#### Entries

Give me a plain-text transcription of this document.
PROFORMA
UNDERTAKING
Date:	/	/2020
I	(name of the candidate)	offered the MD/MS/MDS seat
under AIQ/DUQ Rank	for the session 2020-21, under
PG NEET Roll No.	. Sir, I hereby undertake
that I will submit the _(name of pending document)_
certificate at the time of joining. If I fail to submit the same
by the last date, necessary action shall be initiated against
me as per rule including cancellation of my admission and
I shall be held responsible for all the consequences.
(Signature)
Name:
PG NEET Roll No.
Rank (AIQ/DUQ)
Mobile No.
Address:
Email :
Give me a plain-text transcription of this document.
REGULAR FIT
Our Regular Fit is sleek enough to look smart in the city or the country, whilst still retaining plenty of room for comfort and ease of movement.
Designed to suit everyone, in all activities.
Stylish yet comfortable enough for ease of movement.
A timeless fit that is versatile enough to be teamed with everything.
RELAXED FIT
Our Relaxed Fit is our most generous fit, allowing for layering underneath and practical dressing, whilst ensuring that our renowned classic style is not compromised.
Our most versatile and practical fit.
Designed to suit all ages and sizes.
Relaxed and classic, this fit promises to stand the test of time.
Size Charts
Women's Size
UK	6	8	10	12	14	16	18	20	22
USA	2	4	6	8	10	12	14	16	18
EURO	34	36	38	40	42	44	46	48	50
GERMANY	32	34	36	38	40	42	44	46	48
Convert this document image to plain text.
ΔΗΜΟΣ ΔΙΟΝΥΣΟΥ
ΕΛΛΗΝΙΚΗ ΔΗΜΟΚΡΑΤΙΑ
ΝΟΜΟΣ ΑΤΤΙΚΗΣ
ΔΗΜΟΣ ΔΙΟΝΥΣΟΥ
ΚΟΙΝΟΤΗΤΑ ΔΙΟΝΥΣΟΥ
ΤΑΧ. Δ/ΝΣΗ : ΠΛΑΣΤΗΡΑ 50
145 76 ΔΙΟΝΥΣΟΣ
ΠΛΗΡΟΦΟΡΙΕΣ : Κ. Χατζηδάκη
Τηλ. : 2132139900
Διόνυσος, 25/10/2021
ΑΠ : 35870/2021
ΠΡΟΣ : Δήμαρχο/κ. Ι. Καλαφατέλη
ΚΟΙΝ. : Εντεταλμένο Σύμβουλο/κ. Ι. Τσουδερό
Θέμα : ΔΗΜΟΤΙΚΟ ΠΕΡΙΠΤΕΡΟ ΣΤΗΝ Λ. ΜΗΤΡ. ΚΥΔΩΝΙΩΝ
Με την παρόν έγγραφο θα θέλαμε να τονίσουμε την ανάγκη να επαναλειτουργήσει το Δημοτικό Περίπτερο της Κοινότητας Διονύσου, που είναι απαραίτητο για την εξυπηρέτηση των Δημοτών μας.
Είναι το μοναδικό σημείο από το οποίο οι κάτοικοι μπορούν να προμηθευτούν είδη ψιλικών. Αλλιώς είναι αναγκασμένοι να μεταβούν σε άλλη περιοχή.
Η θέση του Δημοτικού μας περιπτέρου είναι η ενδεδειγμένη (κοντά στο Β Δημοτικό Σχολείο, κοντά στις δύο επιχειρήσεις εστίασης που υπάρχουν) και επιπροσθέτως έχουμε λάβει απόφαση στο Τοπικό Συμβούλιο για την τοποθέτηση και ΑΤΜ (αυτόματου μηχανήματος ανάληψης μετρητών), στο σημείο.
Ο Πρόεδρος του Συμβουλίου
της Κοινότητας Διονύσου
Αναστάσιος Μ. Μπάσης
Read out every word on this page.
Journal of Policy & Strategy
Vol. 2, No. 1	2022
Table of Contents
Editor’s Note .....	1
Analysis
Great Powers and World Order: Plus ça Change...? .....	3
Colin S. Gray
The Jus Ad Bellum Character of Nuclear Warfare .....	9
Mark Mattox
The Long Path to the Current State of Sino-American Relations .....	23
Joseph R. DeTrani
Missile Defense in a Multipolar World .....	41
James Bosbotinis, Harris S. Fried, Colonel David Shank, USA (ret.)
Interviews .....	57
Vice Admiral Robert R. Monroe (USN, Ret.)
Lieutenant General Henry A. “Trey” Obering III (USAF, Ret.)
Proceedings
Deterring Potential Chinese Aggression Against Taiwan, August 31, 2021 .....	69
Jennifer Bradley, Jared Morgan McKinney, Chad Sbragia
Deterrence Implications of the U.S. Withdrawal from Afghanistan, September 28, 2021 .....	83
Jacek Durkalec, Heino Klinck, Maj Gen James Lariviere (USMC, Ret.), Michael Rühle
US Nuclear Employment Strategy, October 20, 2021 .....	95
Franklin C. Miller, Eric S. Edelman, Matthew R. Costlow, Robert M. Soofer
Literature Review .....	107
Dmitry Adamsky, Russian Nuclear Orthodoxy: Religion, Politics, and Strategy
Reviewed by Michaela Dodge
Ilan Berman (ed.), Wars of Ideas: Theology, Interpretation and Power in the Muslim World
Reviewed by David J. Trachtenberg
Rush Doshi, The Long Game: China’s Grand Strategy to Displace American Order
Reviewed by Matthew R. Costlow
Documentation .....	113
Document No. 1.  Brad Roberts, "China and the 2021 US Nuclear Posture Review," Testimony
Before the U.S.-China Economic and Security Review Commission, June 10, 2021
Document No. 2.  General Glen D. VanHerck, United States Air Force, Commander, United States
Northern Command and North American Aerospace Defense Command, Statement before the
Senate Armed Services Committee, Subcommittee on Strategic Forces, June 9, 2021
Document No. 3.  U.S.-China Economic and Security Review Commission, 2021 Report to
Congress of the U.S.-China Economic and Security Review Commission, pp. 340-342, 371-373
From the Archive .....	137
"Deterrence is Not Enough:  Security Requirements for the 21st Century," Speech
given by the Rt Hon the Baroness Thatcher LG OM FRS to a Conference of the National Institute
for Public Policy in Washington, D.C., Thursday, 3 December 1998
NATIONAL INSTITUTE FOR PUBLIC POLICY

########

[What the task asks] Go through the records. Copy each line where "China" appears.

[Exercise solution]
Rush Doshi, The Long Game: China’s Grand Strategy to Displace American Order
Document No. 1.  Brad Roberts, "China and the 2021 US Nuclear Posture Review," Testimony
Before the U.S.-China Economic and Security Review Commission, June 10, 2021
Document No. 3.  U.S.-China Economic and Security Review Commission, 2021 Report to
Congress of the U.S.-China Economic and Security Review Commission, pp. 340-342, 371-373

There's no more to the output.